Your task> Gather all lines with the word "Defense" in them.

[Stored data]
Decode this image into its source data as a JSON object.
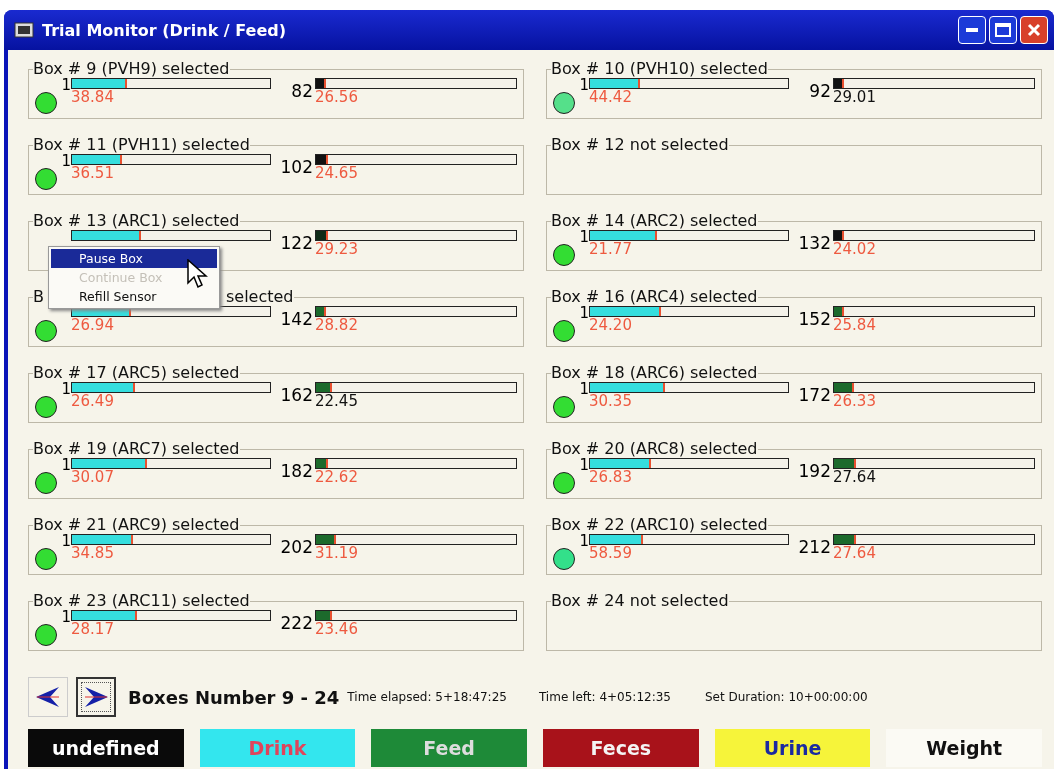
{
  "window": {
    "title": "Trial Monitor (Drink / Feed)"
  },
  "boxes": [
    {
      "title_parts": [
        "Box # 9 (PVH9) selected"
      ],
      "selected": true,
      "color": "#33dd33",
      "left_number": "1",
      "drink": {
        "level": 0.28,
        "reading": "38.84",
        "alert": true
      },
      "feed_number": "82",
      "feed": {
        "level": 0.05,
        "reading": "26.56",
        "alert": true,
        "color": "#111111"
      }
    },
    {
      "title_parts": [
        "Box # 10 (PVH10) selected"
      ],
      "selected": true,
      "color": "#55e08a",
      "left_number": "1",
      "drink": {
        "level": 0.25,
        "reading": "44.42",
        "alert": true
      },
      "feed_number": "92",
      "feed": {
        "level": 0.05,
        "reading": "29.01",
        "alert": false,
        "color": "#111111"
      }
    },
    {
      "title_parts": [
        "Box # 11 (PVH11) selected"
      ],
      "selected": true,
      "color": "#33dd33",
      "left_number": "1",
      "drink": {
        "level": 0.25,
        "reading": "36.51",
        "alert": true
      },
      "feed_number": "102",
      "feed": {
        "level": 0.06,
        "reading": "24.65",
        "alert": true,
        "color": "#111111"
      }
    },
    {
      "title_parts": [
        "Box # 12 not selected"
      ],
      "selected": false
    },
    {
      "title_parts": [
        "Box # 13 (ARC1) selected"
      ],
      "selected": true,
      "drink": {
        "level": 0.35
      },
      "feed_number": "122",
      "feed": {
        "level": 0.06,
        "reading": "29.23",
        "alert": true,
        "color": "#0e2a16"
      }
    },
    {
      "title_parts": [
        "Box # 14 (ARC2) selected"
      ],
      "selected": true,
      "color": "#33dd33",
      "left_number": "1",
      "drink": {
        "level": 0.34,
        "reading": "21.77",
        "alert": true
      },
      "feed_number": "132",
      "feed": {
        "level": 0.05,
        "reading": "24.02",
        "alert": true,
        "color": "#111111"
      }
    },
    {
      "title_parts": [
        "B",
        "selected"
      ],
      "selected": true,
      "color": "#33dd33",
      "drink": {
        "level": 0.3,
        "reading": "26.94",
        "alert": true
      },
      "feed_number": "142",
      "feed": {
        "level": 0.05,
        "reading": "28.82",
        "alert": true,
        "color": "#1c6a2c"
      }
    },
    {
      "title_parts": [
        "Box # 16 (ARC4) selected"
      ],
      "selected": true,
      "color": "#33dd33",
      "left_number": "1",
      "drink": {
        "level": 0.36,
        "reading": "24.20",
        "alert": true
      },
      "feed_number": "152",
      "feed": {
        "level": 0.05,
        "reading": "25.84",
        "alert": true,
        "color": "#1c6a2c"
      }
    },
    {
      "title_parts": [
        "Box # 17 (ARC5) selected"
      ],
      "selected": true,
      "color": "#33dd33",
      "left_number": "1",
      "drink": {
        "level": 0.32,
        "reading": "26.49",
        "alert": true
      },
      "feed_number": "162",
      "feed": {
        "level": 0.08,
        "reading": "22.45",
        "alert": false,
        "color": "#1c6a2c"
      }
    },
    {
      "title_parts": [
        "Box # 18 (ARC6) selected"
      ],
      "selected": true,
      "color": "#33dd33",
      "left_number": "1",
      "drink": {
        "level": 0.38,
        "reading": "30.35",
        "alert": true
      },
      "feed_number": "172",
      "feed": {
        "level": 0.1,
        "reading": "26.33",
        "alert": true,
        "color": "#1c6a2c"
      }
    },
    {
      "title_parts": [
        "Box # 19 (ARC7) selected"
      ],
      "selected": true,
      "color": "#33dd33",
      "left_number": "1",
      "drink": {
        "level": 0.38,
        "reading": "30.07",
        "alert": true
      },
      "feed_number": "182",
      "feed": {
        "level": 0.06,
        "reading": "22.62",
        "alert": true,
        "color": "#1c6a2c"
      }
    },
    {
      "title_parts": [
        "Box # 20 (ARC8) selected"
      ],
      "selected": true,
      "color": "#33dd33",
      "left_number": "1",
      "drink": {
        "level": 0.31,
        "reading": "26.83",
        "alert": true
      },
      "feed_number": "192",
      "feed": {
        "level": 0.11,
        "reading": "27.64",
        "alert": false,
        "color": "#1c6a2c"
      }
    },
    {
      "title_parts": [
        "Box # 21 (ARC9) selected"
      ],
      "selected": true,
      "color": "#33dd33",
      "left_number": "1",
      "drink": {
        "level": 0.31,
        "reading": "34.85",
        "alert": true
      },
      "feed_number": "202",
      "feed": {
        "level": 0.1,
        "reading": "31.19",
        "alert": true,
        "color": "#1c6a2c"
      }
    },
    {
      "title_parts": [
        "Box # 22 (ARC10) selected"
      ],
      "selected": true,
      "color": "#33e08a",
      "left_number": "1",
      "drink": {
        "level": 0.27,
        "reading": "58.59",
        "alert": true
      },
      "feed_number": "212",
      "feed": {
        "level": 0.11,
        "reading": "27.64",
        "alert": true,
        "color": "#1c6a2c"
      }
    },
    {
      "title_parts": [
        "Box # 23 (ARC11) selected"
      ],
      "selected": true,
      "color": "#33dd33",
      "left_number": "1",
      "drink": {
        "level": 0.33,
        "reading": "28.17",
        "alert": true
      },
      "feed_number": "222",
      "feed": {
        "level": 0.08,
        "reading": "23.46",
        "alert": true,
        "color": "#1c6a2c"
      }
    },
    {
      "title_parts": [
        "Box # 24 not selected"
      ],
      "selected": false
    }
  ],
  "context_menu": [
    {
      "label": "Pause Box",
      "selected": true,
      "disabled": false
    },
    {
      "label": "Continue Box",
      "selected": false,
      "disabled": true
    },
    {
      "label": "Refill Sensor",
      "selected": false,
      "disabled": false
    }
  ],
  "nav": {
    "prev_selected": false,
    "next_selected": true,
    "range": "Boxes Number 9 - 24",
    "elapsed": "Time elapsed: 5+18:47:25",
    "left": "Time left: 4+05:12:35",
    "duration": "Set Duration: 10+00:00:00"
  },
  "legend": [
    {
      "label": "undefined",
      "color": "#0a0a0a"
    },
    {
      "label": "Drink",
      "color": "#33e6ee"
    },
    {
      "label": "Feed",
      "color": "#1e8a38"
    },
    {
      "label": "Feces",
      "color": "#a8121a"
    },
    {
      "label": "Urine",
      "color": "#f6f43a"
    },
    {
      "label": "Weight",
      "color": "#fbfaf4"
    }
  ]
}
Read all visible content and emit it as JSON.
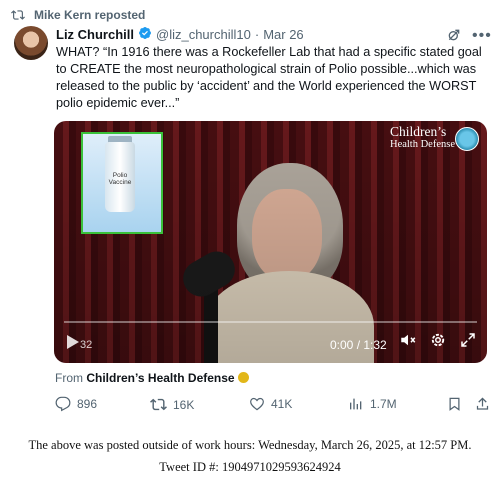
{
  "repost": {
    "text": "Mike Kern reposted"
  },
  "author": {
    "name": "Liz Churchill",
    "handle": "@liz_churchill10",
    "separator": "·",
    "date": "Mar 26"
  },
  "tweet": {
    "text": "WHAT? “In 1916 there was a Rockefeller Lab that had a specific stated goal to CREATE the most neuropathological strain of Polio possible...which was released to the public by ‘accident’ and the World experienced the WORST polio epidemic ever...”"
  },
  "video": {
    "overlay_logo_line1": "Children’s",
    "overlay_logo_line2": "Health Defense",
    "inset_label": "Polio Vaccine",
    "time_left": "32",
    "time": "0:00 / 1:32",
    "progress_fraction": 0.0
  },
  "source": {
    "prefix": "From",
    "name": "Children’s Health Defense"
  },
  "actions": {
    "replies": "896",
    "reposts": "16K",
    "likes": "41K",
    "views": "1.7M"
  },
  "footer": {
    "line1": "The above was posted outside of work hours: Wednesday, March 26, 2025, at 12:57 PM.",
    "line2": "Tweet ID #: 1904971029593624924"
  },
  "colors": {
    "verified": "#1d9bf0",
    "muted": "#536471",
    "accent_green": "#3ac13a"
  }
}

Result below>
    "overlay_logo_line2": "Health Defense",
    "name": "Children’s Health Defense"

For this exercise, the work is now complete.